## begin Reading passage

The Lollipop Moment Café at Langara College is using raw spaghetti as coffee stir sticks in an attempt to reduce waste and promote an environmentally-friendly lifestyle.

This is the first instance of spaghetti used as stir sticks at Langara, though UBC campus has used them for several years. The manager of Lollipop Moment Café, Tahai Zhog, said he uses spaghetti because it is easily compostable. He also wants to ensure cleanliness, since he doesn’t know how wood gets treated before becoming stir sticks.  Plus, the change has been popular.

“Everybody loves it. That’s why we keep using spaghetti, although the cost is higher than using the wood,” Zhog said.

Experts say two types of stir sticks hard to compare

The question of which type of stir stick would be better for the environment is a tough one, as experts would have to compare the impact of cutting down trees to the impact of growing the grain, and possibly using chemicals and pesticides.

“I’m not familiar with any studies off the top of my head that say one is better than the other,” said environmental studies coordinator Katrina Erdos. “And those kinds of evaluations are hard to make. Spaghetti should be sustainable, and so should be the wooden stir sticks.”

A potential issue for students is the fact that the spaghetti used by Lollipop Moment is not vegan, GMO-free or celiac-friendly. Zhog, however, is not worried.

“If the person’s intolerance is that severe, they are facing risks all around, not just in our spaghetti,” Zhog said. “I started using spaghetti last term, so far nobody said ‘That gluten is going to kill me.”

Some students find the change charming.

“I think it is so funny! It is the strangest thing I’ve ever seen! It’s good, it’s something different,” said business management student Laura Duong.

## end Reading passage
## begin Dataset extract

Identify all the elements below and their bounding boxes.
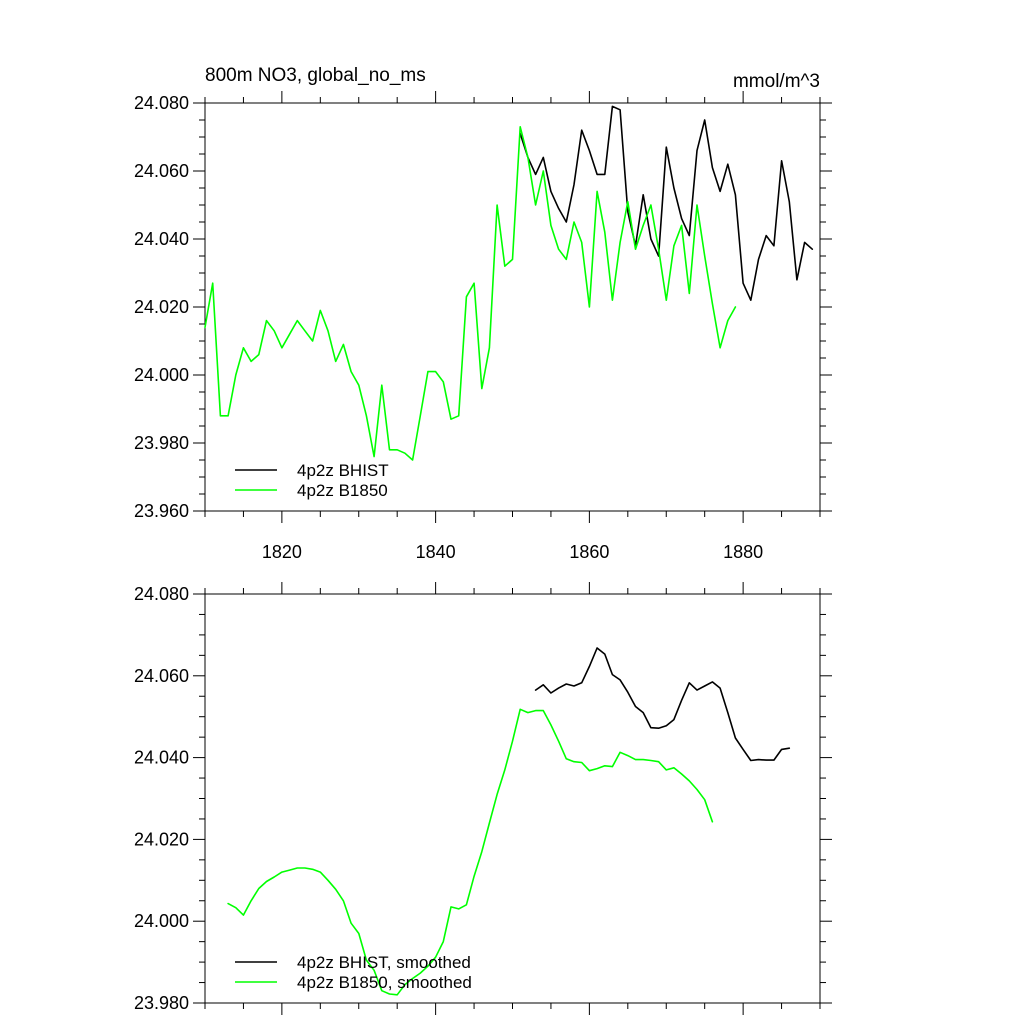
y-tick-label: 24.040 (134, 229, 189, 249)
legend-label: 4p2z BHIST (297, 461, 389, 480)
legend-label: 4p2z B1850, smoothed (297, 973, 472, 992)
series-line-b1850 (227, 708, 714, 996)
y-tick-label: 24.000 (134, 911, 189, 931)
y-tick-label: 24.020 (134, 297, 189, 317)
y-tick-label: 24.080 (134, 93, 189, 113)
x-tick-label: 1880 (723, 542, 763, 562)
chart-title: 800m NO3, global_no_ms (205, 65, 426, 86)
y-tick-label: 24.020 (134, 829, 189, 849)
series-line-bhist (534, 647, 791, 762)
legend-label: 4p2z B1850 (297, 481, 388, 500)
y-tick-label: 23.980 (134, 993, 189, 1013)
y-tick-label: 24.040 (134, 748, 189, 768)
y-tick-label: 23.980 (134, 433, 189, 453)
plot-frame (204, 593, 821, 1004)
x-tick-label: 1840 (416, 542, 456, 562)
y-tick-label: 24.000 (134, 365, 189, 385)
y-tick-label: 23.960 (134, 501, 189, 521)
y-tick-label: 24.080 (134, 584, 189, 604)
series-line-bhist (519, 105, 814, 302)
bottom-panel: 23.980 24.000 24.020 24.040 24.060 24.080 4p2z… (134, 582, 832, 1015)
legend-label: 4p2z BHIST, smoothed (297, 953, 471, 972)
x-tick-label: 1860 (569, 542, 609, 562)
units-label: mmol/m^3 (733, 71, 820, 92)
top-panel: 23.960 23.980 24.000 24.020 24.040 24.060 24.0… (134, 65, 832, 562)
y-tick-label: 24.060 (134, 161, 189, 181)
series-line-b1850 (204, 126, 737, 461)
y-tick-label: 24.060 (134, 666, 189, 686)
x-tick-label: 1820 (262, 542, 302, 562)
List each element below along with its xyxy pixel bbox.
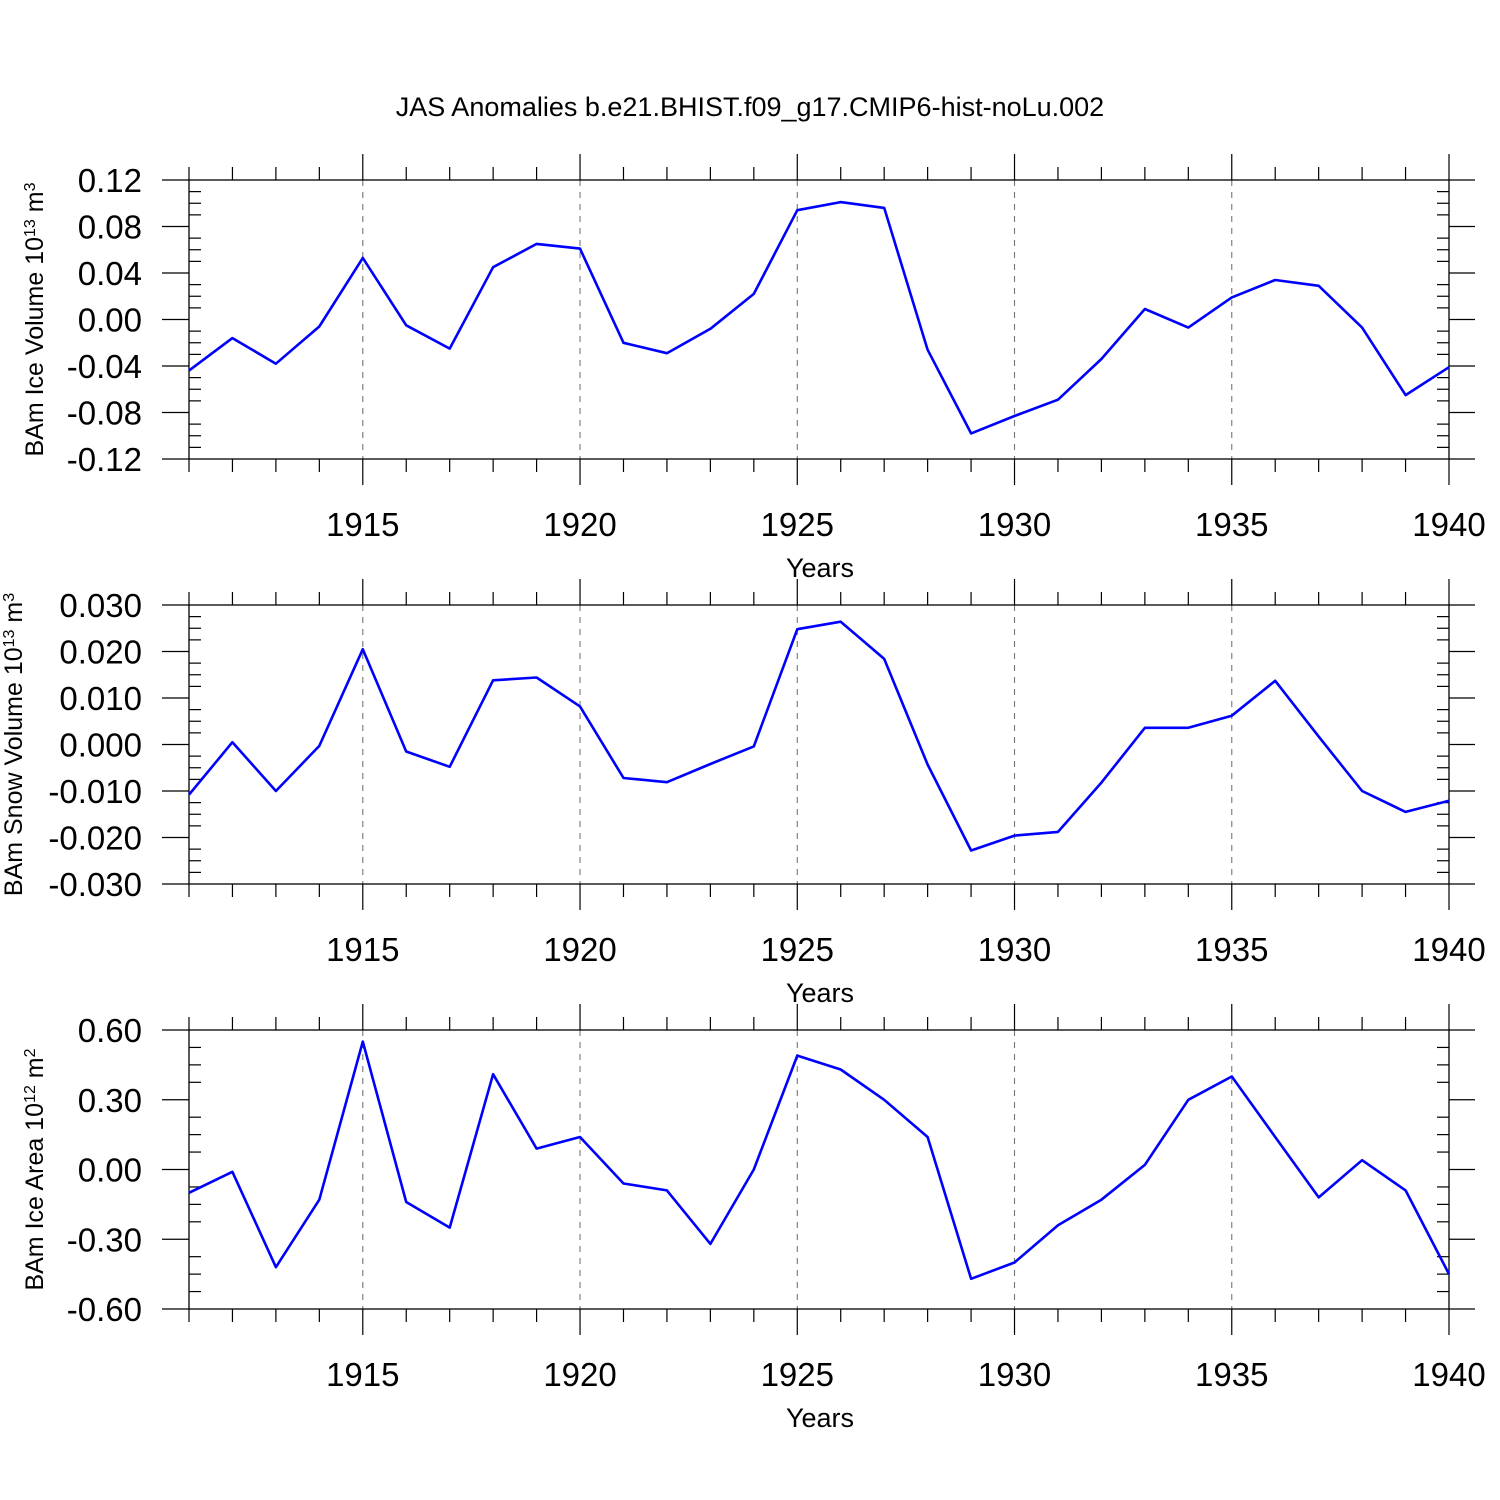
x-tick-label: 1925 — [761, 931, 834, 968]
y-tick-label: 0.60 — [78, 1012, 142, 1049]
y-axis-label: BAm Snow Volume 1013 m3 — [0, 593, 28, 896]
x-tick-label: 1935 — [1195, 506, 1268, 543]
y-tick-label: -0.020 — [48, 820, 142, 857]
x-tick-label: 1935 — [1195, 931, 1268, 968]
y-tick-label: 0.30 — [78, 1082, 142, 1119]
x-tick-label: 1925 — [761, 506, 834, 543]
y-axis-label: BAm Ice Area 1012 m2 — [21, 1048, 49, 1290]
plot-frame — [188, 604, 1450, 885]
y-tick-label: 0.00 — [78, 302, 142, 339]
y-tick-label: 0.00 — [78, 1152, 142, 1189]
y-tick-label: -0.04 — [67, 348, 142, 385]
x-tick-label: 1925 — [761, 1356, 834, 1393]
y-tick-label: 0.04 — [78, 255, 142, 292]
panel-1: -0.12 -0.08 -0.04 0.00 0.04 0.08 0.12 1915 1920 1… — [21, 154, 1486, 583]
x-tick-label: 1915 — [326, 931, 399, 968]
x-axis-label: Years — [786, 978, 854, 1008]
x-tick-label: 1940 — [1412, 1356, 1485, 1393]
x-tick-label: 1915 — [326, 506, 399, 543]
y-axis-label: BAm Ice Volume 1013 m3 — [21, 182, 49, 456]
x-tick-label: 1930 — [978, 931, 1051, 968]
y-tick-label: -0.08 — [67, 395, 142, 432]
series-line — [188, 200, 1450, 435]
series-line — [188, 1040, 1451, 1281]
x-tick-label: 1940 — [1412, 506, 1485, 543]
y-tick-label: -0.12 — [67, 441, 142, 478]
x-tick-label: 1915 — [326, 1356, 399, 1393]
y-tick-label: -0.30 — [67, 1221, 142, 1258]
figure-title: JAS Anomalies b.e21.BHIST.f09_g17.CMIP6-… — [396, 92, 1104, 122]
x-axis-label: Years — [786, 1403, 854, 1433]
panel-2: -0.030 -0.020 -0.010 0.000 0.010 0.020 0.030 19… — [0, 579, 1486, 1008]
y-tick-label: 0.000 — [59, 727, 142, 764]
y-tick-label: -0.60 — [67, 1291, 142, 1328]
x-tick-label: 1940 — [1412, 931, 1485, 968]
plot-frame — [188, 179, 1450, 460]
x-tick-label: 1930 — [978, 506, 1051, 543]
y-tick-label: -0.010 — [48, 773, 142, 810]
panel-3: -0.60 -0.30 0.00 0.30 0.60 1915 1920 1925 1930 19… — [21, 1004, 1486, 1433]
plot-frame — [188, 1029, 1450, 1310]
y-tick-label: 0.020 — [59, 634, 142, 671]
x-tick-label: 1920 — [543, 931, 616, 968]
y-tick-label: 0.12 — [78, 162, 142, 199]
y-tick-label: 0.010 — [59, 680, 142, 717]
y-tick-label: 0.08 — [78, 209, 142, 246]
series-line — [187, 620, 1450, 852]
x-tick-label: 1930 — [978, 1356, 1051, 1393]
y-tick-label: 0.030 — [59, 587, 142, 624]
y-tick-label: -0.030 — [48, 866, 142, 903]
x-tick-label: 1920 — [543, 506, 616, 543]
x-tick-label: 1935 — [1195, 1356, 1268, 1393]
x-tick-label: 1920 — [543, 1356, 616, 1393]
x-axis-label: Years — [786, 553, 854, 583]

## end Dataset extract
## begin Dataset extract

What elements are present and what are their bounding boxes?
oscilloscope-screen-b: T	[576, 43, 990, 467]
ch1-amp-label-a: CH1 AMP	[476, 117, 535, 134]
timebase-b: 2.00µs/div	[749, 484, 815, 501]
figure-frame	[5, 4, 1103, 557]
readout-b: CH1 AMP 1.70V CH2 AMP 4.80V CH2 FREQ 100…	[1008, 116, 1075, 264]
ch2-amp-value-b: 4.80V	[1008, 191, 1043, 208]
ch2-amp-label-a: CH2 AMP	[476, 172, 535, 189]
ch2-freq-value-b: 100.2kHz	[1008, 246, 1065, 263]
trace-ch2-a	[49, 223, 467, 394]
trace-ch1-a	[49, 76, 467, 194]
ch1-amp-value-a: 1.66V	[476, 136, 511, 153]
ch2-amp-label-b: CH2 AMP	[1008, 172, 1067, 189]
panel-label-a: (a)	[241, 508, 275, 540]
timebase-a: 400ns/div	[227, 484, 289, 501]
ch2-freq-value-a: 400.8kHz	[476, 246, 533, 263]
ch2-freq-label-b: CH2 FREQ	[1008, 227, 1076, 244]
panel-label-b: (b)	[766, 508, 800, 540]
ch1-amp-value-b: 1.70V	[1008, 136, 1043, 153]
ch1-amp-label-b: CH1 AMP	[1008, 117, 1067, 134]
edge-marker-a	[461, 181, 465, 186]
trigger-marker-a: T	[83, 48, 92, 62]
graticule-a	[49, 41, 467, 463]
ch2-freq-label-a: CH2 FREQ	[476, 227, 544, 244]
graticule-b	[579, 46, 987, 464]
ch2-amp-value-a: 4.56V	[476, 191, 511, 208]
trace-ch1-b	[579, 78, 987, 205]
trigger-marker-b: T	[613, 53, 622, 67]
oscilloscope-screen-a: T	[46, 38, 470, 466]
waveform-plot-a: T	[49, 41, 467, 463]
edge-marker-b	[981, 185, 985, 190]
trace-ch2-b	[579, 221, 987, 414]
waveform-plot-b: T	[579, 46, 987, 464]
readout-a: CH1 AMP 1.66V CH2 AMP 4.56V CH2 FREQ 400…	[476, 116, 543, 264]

## end Dataset extract

- [Exercise set]:
(a) Answer these questions from the article about spaghetti stir sticks, one line each:
(i) Which campus has used spaghetti as stir sticks for several years?
(ii) What position does Katrina Erdos hold?
(iii) What does Laura Duong study?
(b) Name every person mentioned in the spaghetti stir stick article, with the role the article gives each.

- [Correct answers]:
(a)
(i) UBC campus
(ii) Environmental studies coordinator
(iii) Business management

(b)
Tahai Zhog, manager of Lollipop Moment Café
Katrina Erdos, environmental studies coordinator
Laura Duong, business management student